[Collected data]
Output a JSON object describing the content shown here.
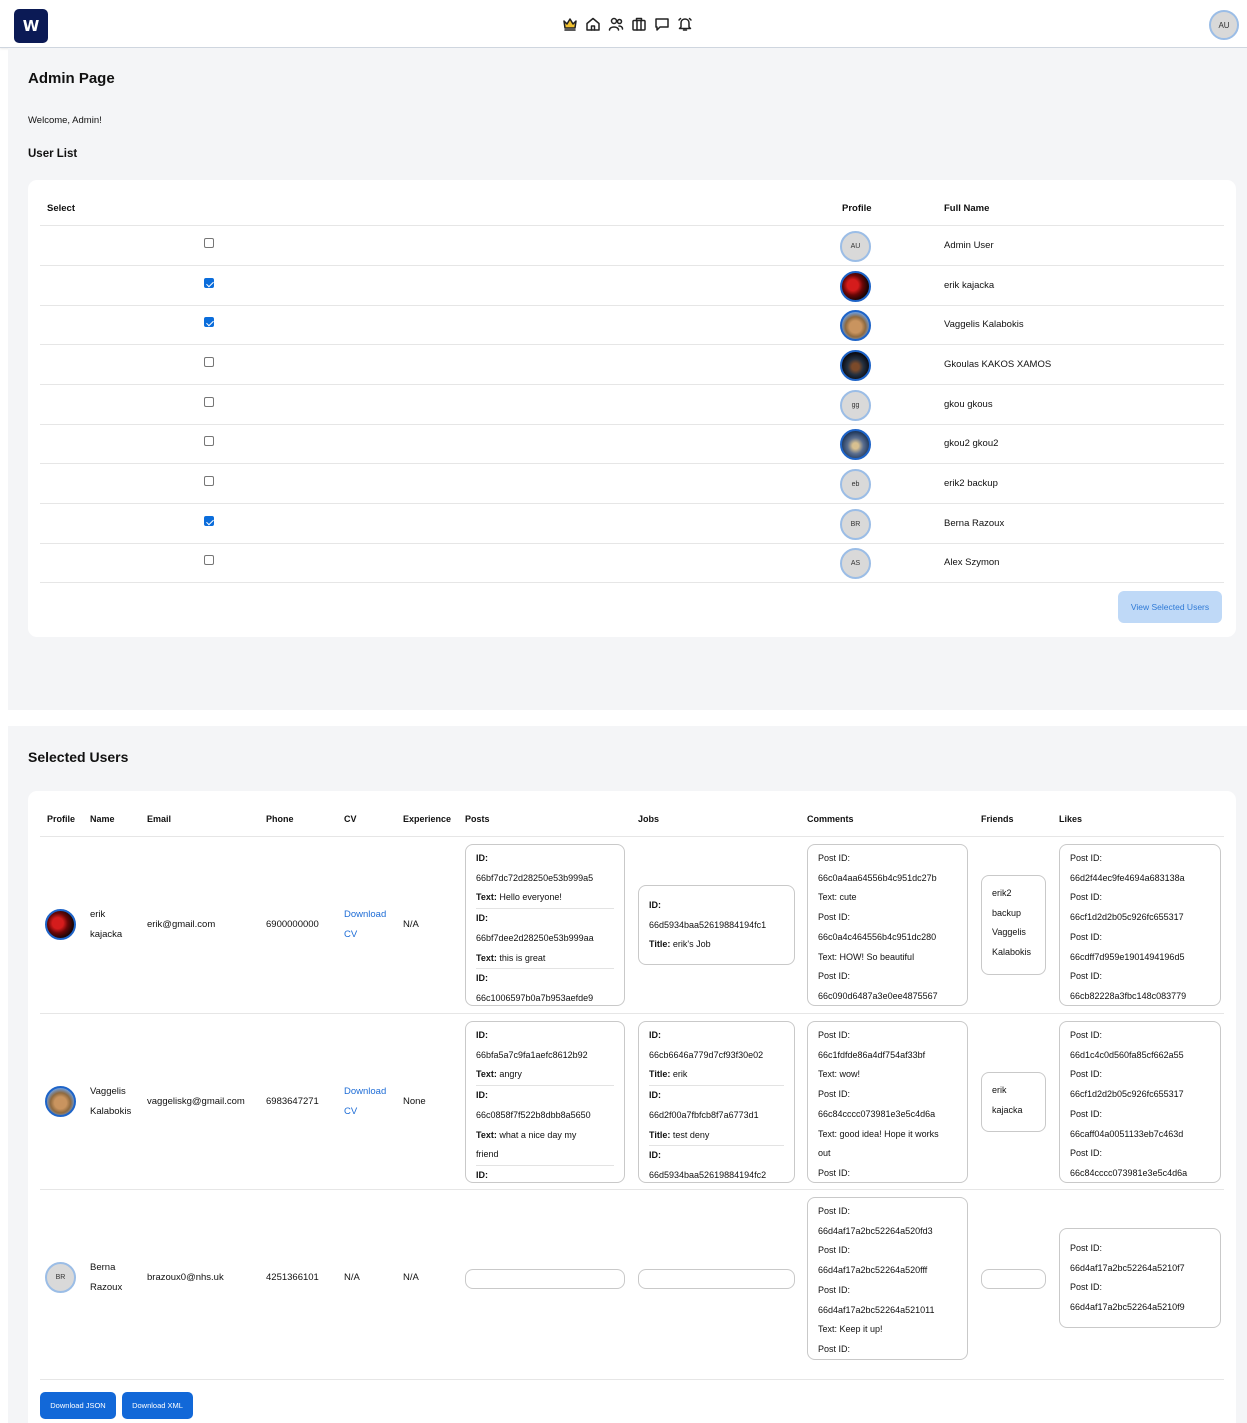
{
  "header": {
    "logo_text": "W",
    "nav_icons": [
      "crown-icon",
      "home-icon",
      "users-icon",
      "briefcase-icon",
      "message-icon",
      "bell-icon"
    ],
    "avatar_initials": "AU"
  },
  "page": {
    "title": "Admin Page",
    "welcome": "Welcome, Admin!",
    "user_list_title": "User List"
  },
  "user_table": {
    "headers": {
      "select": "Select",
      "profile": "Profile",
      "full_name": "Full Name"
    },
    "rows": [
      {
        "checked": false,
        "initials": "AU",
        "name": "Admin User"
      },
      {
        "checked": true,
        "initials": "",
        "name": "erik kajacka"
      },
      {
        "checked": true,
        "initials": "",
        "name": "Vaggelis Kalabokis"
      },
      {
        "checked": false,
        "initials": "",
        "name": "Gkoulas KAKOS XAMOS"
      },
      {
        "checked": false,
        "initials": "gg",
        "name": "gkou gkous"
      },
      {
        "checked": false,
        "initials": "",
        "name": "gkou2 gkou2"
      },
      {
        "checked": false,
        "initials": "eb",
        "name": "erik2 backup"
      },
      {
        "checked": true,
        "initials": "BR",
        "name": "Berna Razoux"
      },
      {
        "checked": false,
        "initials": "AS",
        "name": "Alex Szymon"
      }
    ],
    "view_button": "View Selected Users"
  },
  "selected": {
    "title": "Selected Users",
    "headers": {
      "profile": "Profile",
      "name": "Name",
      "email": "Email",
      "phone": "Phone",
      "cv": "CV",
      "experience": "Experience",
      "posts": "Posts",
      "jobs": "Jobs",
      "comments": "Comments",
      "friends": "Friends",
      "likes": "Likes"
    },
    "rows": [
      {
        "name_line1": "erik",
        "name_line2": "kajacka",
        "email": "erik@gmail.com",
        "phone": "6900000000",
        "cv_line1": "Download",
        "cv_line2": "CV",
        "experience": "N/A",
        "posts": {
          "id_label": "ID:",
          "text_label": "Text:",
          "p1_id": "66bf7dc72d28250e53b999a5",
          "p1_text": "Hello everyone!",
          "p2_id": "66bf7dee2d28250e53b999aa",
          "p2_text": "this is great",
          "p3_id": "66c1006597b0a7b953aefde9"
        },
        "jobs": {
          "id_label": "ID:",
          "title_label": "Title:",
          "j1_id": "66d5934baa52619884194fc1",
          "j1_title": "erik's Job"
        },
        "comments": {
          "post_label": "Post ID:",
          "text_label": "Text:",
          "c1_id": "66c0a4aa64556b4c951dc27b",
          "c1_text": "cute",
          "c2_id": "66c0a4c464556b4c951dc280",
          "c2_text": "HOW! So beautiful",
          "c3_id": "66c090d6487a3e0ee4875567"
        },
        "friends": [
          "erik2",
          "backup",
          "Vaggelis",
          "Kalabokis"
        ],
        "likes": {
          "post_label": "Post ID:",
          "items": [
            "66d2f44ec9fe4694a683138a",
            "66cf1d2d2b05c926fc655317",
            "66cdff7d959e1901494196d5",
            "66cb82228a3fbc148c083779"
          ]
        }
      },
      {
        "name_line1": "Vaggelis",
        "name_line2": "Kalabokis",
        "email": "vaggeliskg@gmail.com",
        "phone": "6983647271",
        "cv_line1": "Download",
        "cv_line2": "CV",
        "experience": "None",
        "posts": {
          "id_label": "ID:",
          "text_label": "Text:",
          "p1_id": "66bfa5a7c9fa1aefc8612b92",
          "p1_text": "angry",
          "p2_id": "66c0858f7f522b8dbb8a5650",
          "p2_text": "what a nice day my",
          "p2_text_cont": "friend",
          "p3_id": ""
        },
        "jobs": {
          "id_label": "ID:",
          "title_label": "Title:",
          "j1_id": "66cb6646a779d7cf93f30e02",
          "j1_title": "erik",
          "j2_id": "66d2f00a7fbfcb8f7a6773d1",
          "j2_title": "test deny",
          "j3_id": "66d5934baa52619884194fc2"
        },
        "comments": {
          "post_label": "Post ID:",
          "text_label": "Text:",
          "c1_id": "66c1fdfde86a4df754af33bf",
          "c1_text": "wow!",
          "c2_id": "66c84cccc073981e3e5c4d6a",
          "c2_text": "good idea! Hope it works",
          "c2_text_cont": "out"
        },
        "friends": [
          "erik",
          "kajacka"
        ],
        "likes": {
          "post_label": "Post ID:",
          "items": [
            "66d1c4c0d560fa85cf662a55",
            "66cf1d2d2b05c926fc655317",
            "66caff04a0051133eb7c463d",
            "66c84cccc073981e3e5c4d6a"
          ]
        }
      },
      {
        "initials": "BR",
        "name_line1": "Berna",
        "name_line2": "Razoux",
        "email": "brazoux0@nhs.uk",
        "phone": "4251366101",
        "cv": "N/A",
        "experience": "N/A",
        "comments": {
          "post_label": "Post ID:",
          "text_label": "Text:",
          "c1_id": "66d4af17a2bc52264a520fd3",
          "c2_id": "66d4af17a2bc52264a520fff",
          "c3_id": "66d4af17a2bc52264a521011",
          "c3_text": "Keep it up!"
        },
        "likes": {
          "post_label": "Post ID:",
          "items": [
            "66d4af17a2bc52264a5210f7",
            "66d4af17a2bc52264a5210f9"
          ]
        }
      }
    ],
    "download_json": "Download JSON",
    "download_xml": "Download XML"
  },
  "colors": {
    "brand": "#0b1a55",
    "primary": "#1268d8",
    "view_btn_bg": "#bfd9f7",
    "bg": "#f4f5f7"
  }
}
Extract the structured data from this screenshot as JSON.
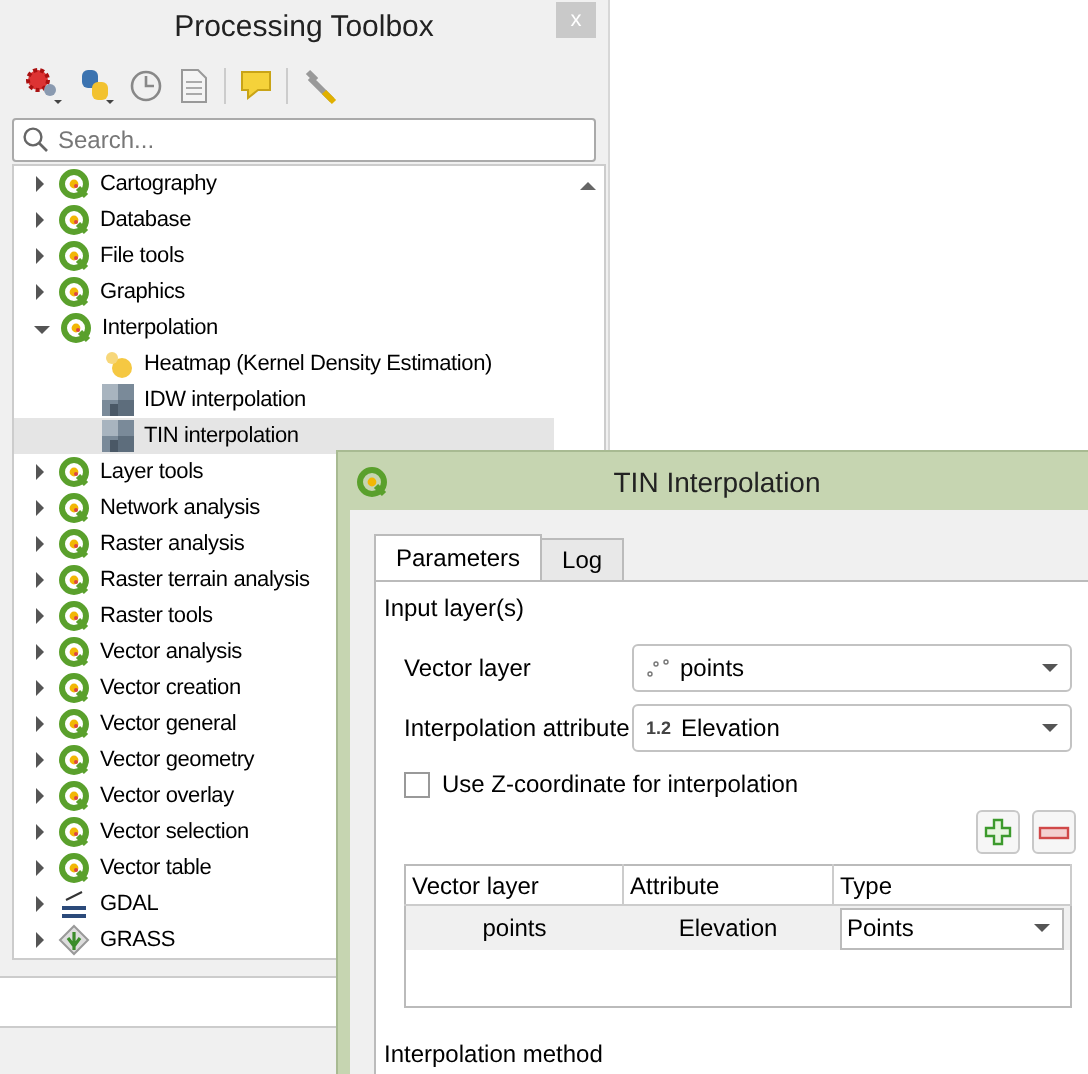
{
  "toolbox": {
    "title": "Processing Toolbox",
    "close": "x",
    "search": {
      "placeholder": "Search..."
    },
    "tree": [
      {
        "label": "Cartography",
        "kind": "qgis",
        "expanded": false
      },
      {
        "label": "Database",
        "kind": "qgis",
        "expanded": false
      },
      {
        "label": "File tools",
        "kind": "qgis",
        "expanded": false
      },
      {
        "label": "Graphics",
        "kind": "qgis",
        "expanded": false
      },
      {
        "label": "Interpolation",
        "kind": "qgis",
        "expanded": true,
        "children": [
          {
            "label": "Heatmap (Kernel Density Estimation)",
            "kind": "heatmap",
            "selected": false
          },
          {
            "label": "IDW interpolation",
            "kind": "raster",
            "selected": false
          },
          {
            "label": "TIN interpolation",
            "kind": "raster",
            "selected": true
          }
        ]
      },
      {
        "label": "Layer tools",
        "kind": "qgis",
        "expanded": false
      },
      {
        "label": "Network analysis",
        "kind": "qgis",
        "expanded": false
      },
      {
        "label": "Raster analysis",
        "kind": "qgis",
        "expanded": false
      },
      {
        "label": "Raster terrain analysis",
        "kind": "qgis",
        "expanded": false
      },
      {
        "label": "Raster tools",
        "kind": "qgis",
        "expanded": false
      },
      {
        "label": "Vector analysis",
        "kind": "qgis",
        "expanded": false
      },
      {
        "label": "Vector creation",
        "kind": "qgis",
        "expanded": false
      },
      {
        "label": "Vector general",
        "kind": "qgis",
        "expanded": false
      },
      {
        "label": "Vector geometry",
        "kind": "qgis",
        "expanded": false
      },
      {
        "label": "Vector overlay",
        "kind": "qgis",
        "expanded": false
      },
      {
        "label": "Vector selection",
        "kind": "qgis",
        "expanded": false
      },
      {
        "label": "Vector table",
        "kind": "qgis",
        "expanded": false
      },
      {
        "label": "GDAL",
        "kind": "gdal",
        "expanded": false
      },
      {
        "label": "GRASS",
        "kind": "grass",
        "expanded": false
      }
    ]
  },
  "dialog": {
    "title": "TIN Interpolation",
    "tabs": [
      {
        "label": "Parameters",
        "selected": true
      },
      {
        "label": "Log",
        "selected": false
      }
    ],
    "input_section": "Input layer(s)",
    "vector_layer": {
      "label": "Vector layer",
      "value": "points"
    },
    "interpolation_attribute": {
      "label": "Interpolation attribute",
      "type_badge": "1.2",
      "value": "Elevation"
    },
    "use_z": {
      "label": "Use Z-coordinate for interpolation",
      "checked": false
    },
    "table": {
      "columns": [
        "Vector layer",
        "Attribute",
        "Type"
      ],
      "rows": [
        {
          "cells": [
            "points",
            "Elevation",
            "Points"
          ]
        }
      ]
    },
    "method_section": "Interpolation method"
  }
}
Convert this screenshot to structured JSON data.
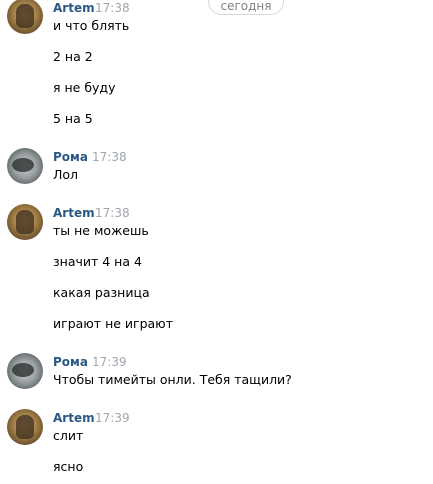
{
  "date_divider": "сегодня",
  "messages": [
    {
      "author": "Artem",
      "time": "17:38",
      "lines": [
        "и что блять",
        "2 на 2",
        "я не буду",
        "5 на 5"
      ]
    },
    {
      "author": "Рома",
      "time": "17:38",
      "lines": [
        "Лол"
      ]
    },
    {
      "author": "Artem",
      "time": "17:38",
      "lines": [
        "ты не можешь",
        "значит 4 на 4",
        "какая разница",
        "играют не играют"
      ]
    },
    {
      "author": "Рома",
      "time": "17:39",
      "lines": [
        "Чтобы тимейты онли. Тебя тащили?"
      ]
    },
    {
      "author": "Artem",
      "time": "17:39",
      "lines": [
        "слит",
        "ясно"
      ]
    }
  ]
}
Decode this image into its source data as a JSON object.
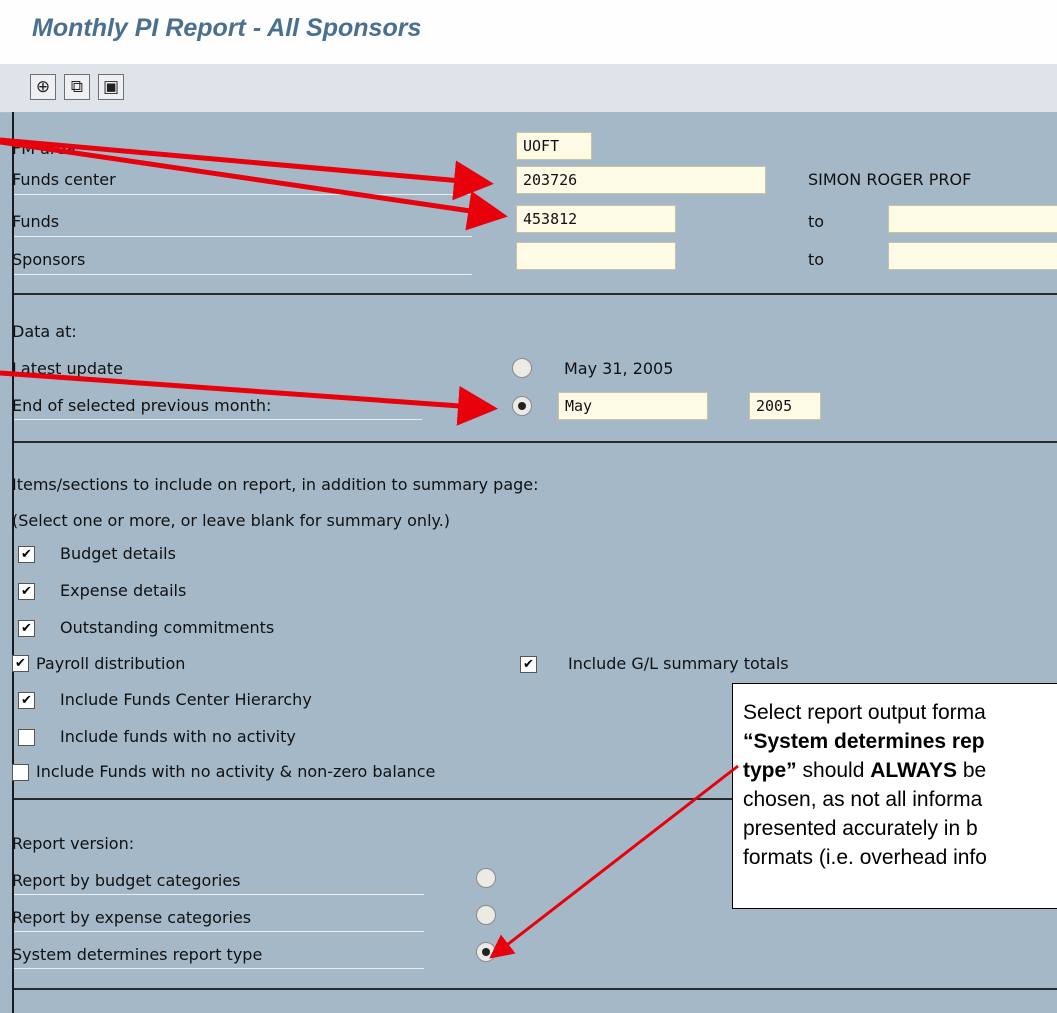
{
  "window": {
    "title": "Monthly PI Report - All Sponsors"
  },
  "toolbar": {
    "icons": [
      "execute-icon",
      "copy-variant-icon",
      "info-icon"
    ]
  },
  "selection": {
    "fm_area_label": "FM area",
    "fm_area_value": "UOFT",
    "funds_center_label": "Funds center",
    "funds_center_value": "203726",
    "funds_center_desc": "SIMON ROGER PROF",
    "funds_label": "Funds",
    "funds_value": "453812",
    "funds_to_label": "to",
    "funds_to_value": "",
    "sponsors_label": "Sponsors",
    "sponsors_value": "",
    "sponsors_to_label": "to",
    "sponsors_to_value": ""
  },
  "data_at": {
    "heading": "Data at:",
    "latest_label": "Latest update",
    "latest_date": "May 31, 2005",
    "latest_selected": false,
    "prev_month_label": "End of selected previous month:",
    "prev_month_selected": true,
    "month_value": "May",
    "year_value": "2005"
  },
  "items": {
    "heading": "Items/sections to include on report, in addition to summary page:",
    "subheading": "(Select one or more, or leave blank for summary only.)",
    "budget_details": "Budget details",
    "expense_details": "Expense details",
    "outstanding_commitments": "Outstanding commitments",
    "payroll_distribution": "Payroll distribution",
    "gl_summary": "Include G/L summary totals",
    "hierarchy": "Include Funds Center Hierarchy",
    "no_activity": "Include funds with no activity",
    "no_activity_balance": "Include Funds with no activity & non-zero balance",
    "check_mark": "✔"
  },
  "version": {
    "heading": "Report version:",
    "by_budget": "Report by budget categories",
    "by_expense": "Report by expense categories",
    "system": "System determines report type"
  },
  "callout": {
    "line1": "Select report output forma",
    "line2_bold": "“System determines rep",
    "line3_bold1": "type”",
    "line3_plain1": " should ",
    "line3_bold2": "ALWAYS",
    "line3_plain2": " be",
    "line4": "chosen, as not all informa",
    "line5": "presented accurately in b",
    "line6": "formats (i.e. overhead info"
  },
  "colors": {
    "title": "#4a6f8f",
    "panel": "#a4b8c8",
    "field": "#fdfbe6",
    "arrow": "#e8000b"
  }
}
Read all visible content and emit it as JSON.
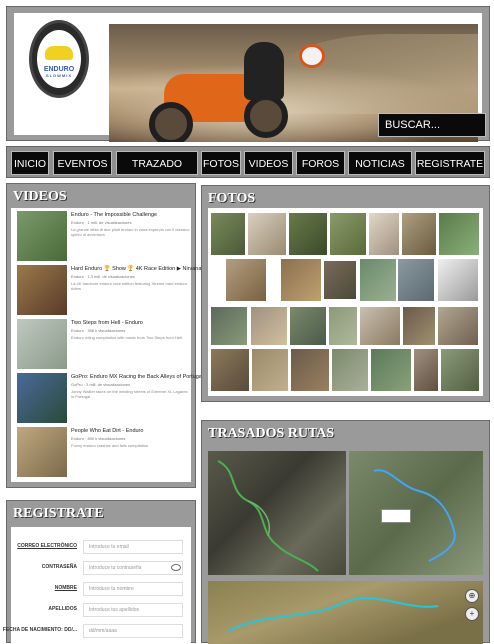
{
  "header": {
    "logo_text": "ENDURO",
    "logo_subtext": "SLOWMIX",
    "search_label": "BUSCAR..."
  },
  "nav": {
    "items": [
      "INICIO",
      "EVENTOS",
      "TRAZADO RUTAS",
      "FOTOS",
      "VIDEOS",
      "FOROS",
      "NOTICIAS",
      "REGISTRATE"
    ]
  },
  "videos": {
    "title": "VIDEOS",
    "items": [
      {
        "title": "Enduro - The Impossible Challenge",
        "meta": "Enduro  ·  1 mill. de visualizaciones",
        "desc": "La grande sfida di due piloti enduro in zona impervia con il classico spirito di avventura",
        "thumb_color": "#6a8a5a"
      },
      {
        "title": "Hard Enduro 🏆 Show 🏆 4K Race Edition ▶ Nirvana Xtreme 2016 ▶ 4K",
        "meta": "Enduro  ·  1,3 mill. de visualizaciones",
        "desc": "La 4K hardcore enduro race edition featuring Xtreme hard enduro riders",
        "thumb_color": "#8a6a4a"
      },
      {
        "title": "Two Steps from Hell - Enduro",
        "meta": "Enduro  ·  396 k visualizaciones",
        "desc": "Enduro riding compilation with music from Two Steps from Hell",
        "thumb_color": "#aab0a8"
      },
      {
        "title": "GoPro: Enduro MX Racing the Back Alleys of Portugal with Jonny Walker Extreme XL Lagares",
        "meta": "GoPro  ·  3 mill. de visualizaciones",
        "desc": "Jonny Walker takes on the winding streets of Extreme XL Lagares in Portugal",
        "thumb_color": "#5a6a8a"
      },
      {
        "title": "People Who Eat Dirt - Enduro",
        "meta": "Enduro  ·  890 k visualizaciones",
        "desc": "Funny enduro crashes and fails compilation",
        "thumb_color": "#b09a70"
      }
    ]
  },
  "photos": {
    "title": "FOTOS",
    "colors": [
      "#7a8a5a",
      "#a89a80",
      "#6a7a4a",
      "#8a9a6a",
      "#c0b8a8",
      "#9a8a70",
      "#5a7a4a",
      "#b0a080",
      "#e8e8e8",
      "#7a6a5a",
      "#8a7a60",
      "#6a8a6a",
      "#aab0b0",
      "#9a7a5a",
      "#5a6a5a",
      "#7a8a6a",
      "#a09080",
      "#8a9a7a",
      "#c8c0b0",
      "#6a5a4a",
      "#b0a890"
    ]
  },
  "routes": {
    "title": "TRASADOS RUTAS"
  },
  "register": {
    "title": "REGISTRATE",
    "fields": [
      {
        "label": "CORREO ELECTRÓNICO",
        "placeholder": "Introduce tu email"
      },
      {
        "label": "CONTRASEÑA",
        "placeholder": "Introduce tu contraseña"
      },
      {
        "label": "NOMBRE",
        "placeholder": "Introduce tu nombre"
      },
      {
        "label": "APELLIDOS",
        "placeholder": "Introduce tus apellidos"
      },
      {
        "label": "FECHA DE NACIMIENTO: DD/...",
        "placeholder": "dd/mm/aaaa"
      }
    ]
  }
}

== Task objective ==
Count the lines of these entries that hold the string "Extreme", and give only that number.

== Output for this task ==
2